Problem to solve: Every line of the material below must be repeated exactly.

****

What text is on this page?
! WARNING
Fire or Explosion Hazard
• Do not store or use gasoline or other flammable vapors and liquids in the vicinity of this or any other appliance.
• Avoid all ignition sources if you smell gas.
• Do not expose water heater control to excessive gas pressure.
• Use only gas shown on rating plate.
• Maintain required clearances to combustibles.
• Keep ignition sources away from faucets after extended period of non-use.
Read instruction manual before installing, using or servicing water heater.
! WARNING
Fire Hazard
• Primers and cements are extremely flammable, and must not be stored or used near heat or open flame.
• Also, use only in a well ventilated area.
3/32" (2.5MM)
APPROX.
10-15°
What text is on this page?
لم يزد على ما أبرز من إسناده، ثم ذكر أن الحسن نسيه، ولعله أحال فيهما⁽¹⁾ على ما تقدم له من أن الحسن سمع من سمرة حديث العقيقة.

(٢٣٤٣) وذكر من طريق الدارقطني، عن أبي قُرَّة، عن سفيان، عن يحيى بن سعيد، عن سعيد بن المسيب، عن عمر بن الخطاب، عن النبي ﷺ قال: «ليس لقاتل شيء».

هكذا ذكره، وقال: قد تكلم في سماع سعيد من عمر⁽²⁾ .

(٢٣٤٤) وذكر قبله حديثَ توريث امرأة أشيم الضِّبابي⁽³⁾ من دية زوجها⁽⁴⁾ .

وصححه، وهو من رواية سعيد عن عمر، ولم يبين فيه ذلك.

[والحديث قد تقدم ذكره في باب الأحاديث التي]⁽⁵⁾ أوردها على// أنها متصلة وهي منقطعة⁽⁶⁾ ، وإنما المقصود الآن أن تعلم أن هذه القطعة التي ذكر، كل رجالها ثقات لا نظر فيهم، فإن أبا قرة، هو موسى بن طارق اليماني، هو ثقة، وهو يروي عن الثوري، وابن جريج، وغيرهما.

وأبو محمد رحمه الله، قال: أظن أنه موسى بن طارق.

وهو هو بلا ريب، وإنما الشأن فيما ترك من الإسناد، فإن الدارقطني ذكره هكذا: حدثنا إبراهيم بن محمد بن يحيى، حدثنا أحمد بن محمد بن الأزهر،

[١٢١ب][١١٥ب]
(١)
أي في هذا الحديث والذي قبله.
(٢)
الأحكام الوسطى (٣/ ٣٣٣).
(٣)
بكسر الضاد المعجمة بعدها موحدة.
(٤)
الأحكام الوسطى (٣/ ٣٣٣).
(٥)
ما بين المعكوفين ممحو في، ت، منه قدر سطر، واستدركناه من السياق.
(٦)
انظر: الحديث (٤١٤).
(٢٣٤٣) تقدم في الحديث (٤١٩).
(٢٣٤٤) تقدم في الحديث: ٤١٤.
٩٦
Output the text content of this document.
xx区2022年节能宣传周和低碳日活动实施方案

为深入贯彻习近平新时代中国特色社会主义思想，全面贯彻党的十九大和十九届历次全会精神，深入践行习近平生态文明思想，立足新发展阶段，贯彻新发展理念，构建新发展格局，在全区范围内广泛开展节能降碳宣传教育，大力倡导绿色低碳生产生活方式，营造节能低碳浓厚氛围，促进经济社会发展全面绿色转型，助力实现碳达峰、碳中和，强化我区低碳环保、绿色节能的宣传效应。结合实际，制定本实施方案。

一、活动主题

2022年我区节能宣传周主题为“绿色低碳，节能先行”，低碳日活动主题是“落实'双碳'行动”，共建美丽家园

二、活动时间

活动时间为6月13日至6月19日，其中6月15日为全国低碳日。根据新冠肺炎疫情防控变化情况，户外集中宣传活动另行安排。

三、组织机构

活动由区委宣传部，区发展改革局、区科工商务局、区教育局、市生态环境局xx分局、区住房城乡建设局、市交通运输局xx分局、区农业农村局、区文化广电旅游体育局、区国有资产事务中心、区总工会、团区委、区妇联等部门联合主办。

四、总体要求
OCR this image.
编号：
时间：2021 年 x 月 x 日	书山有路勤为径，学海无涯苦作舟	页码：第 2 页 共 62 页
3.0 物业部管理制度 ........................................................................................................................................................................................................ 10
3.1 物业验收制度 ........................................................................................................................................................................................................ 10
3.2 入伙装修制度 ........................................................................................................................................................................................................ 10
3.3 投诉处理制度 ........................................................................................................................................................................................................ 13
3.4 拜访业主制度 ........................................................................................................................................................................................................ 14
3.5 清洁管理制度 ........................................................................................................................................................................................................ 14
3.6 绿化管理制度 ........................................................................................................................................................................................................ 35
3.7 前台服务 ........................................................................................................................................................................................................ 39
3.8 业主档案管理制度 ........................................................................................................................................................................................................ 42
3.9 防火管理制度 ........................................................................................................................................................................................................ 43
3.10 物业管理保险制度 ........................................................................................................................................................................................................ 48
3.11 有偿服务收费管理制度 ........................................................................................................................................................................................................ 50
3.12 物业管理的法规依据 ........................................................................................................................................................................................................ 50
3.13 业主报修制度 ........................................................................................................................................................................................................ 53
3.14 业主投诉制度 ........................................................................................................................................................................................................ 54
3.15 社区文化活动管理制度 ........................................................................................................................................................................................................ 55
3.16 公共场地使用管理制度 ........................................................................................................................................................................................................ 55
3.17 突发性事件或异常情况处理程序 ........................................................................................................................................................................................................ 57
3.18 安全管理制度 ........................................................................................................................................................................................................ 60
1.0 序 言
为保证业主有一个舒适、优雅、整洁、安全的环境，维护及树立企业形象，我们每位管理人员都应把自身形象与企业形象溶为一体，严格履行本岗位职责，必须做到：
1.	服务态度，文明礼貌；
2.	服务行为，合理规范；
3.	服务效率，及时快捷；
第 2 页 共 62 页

****

Complete output:
What text is on this page?
! WARNING
Fire or Explosion Hazard
• Do not store or use gasoline or other flammable vapors and liquids in the vicinity of this or any other appliance.
• Avoid all ignition sources if you smell gas.
• Do not expose water heater control to excessive gas pressure.
• Use only gas shown on rating plate.
• Maintain required clearances to combustibles.
• Keep ignition sources away from faucets after extended period of non-use.
Read instruction manual before installing, using or servicing water heater.
! WARNING
Fire Hazard
• Primers and cements are extremely flammable, and must not be stored or used near heat or open flame.
• Also, use only in a well ventilated area.
3/32" (2.5MM)
APPROX.
10-15°
What text is on this page?
لم يزد على ما أبرز من إسناده، ثم ذكر أن الحسن نسيه، ولعله أحال فيهما⁽¹⁾ على ما تقدم له من أن الحسن سمع من سمرة حديث العقيقة.

(٢٣٤٣) وذكر من طريق الدارقطني، عن أبي قُرَّة، عن سفيان، عن يحيى بن سعيد، عن سعيد بن المسيب، عن عمر بن الخطاب، عن النبي ﷺ قال: «ليس لقاتل شيء».

هكذا ذكره، وقال: قد تكلم في سماع سعيد من عمر⁽²⁾ .

(٢٣٤٤) وذكر قبله حديثَ توريث امرأة أشيم الضِّبابي⁽³⁾ من دية زوجها⁽⁴⁾ .

وصححه، وهو من رواية سعيد عن عمر، ولم يبين فيه ذلك.

[والحديث قد تقدم ذكره في باب الأحاديث التي]⁽⁵⁾ أوردها على// أنها متصلة وهي منقطعة⁽⁶⁾ ، وإنما المقصود الآن أن تعلم أن هذه القطعة التي ذكر، كل رجالها ثقات لا نظر فيهم، فإن أبا قرة، هو موسى بن طارق اليماني، هو ثقة، وهو يروي عن الثوري، وابن جريج، وغيرهما.

وأبو محمد رحمه الله، قال: أظن أنه موسى بن طارق.

وهو هو بلا ريب، وإنما الشأن فيما ترك من الإسناد، فإن الدارقطني ذكره هكذا: حدثنا إبراهيم بن محمد بن يحيى، حدثنا أحمد بن محمد بن الأزهر،

[١٢١ب][١١٥ب]
(١)
أي في هذا الحديث والذي قبله.
(٢)
الأحكام الوسطى (٣/ ٣٣٣).
(٣)
بكسر الضاد المعجمة بعدها موحدة.
(٤)
الأحكام الوسطى (٣/ ٣٣٣).
(٥)
ما بين المعكوفين ممحو في، ت، منه قدر سطر، واستدركناه من السياق.
(٦)
انظر: الحديث (٤١٤).
(٢٣٤٣) تقدم في الحديث (٤١٩).
(٢٣٤٤) تقدم في الحديث: ٤١٤.
٩٦
Output the text content of this document.
xx区2022年节能宣传周和低碳日活动实施方案

为深入贯彻习近平新时代中国特色社会主义思想，全面贯彻党的十九大和十九届历次全会精神，深入践行习近平生态文明思想，立足新发展阶段，贯彻新发展理念，构建新发展格局，在全区范围内广泛开展节能降碳宣传教育，大力倡导绿色低碳生产生活方式，营造节能低碳浓厚氛围，促进经济社会发展全面绿色转型，助力实现碳达峰、碳中和，强化我区低碳环保、绿色节能的宣传效应。结合实际，制定本实施方案。

一、活动主题

2022年我区节能宣传周主题为“绿色低碳，节能先行”，低碳日活动主题是“落实'双碳'行动”，共建美丽家园

二、活动时间

活动时间为6月13日至6月19日，其中6月15日为全国低碳日。根据新冠肺炎疫情防控变化情况，户外集中宣传活动另行安排。

三、组织机构

活动由区委宣传部，区发展改革局、区科工商务局、区教育局、市生态环境局xx分局、区住房城乡建设局、市交通运输局xx分局、区农业农村局、区文化广电旅游体育局、区国有资产事务中心、区总工会、团区委、区妇联等部门联合主办。

四、总体要求
OCR this image.
编号：
时间：2021 年 x 月 x 日	书山有路勤为径，学海无涯苦作舟	页码：第 2 页 共 62 页
3.0 物业部管理制度 ........................................................................................................................................................................................................ 10
3.1 物业验收制度 ........................................................................................................................................................................................................ 10
3.2 入伙装修制度 ........................................................................................................................................................................................................ 10
3.3 投诉处理制度 ........................................................................................................................................................................................................ 13
3.4 拜访业主制度 ........................................................................................................................................................................................................ 14
3.5 清洁管理制度 ........................................................................................................................................................................................................ 14
3.6 绿化管理制度 ........................................................................................................................................................................................................ 35
3.7 前台服务 ........................................................................................................................................................................................................ 39
3.8 业主档案管理制度 ........................................................................................................................................................................................................ 42
3.9 防火管理制度 ........................................................................................................................................................................................................ 43
3.10 物业管理保险制度 ........................................................................................................................................................................................................ 48
3.11 有偿服务收费管理制度 ........................................................................................................................................................................................................ 50
3.12 物业管理的法规依据 ........................................................................................................................................................................................................ 50
3.13 业主报修制度 ........................................................................................................................................................................................................ 53
3.14 业主投诉制度 ........................................................................................................................................................................................................ 54
3.15 社区文化活动管理制度 ........................................................................................................................................................................................................ 55
3.16 公共场地使用管理制度 ........................................................................................................................................................................................................ 55
3.17 突发性事件或异常情况处理程序 ........................................................................................................................................................................................................ 57
3.18 安全管理制度 ........................................................................................................................................................................................................ 60
1.0 序 言
为保证业主有一个舒适、优雅、整洁、安全的环境，维护及树立企业形象，我们每位管理人员都应把自身形象与企业形象溶为一体，严格履行本岗位职责，必须做到：
1.	服务态度，文明礼貌；
2.	服务行为，合理规范；
3.	服务效率，及时快捷；
第 2 页 共 62 页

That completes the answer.